### DIRECTIVE
Gather every line below where "ylabel" appears.

----

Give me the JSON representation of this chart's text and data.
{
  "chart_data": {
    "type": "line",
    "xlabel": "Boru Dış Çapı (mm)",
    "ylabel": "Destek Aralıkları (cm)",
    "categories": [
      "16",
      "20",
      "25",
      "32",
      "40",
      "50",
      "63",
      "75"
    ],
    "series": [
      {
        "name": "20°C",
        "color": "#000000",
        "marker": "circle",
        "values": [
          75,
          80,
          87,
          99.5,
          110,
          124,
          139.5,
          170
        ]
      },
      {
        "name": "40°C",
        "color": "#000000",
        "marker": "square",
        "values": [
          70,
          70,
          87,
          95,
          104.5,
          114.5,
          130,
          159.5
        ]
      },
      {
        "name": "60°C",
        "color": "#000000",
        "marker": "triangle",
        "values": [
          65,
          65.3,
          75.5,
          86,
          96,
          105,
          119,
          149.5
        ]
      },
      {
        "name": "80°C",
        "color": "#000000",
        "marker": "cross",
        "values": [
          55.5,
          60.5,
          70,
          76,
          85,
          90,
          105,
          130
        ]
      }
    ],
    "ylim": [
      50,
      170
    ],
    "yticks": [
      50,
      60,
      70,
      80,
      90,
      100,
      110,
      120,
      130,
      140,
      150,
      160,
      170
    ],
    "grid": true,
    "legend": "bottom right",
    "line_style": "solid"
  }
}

----

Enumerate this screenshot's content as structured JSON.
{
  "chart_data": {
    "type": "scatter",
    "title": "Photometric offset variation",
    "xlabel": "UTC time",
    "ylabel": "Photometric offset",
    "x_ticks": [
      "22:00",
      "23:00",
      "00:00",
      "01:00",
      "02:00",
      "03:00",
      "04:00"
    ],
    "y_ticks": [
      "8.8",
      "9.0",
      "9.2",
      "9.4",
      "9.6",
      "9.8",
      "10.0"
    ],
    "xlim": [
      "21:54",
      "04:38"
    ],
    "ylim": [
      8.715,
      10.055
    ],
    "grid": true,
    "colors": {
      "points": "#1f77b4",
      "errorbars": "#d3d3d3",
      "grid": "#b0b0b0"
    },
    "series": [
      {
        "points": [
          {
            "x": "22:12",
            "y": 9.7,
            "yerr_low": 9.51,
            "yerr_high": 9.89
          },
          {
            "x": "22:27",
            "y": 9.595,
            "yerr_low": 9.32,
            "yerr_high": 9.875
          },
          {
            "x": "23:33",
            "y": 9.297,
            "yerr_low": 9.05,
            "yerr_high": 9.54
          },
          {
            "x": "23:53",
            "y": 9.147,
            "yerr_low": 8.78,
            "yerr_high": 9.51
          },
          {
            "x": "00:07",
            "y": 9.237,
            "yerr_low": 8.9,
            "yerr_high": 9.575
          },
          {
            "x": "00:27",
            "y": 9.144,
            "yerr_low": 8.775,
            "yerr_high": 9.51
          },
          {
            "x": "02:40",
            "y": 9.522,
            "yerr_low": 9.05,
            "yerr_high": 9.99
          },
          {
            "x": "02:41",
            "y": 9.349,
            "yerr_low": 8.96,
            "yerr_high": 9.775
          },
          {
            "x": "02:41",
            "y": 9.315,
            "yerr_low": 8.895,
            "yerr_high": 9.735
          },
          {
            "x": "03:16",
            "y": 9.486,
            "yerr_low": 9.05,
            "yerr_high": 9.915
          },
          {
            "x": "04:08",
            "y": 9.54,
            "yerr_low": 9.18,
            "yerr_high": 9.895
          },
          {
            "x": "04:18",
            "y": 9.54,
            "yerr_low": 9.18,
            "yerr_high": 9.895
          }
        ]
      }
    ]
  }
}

----

### RESULT
    "ylabel": "Destek Aralıkları (cm)",
    "ylabel": "Photometric offset",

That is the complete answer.